_Task objective_
In the entries below, count the lines holding "Open". Reply with the number only.

_Dataset entries_
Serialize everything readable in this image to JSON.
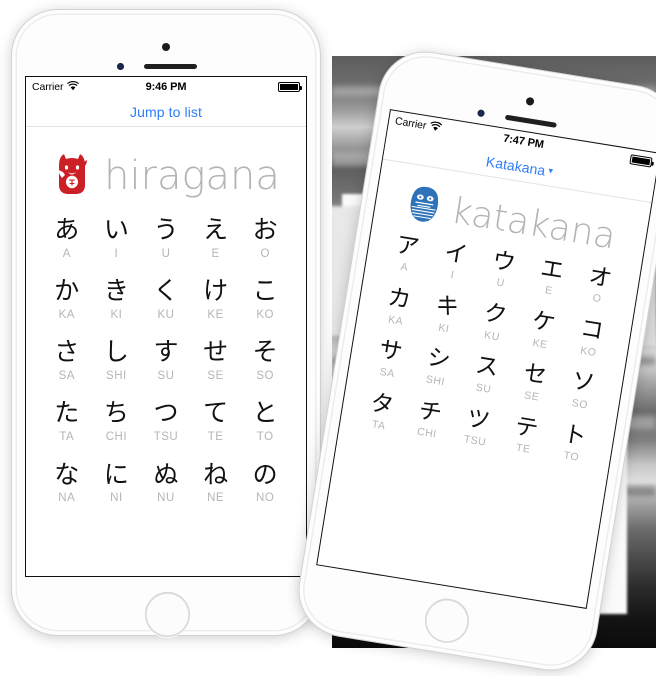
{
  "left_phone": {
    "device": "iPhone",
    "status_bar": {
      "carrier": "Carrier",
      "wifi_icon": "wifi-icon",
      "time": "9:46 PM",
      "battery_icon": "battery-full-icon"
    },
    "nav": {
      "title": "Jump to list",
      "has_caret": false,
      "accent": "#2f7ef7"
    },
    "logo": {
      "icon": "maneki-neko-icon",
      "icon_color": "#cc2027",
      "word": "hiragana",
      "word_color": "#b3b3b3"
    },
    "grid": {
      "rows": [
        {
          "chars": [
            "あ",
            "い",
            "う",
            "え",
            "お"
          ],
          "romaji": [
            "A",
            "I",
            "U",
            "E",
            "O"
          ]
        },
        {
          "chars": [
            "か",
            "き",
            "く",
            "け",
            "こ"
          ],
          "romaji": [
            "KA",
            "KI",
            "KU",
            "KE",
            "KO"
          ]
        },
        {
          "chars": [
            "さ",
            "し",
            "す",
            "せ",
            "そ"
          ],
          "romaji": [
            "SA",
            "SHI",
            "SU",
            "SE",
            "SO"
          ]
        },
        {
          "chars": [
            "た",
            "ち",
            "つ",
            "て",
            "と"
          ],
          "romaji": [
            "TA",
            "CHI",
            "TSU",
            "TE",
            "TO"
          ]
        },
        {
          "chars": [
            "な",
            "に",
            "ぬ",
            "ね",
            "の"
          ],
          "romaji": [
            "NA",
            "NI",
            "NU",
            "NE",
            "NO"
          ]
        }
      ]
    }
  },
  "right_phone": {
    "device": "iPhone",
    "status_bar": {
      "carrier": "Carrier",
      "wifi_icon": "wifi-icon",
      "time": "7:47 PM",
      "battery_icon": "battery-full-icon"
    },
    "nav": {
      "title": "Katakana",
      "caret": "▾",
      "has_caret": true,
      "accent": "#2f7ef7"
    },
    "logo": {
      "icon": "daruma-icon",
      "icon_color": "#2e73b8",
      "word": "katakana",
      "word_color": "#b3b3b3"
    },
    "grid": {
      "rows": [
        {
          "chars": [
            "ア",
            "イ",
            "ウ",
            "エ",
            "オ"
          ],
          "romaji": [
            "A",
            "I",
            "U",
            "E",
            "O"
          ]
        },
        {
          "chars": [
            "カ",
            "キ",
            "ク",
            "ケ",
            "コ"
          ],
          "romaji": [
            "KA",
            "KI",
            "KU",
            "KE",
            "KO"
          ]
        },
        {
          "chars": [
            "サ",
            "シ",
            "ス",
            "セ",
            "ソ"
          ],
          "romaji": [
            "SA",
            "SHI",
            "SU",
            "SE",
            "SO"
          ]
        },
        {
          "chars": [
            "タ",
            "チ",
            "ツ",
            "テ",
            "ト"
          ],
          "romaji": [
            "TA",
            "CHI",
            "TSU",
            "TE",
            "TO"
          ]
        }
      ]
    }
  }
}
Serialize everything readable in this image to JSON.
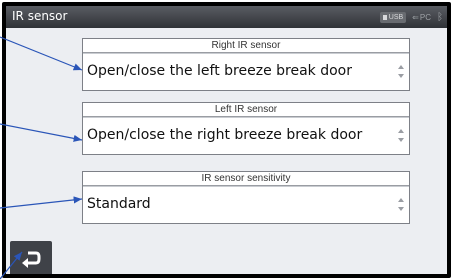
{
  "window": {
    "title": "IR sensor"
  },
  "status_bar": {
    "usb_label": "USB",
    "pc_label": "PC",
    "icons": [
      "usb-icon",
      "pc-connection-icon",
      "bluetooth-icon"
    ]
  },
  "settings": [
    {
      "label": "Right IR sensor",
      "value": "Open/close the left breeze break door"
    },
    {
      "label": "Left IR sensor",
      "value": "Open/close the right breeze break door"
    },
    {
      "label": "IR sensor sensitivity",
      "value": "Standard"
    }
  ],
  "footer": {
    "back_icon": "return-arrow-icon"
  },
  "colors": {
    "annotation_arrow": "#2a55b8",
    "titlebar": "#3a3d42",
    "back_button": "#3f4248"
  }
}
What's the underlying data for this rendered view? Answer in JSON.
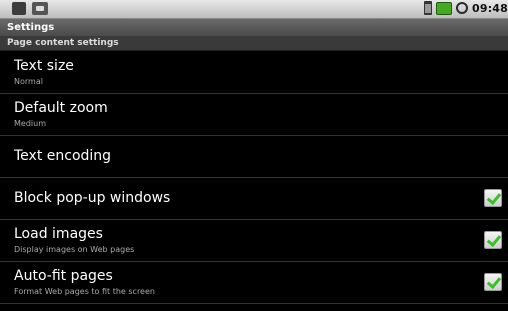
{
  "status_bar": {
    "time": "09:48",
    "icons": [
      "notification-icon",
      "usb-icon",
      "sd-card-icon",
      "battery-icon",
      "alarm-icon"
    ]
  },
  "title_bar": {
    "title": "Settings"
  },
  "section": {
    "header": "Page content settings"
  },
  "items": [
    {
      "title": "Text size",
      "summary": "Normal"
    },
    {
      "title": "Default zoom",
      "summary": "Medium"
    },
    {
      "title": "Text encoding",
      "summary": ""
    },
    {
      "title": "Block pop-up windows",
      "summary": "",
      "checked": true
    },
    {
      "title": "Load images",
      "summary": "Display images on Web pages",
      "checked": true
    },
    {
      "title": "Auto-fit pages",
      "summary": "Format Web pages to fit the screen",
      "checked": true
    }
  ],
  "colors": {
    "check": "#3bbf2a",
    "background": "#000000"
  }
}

_Task solution_
2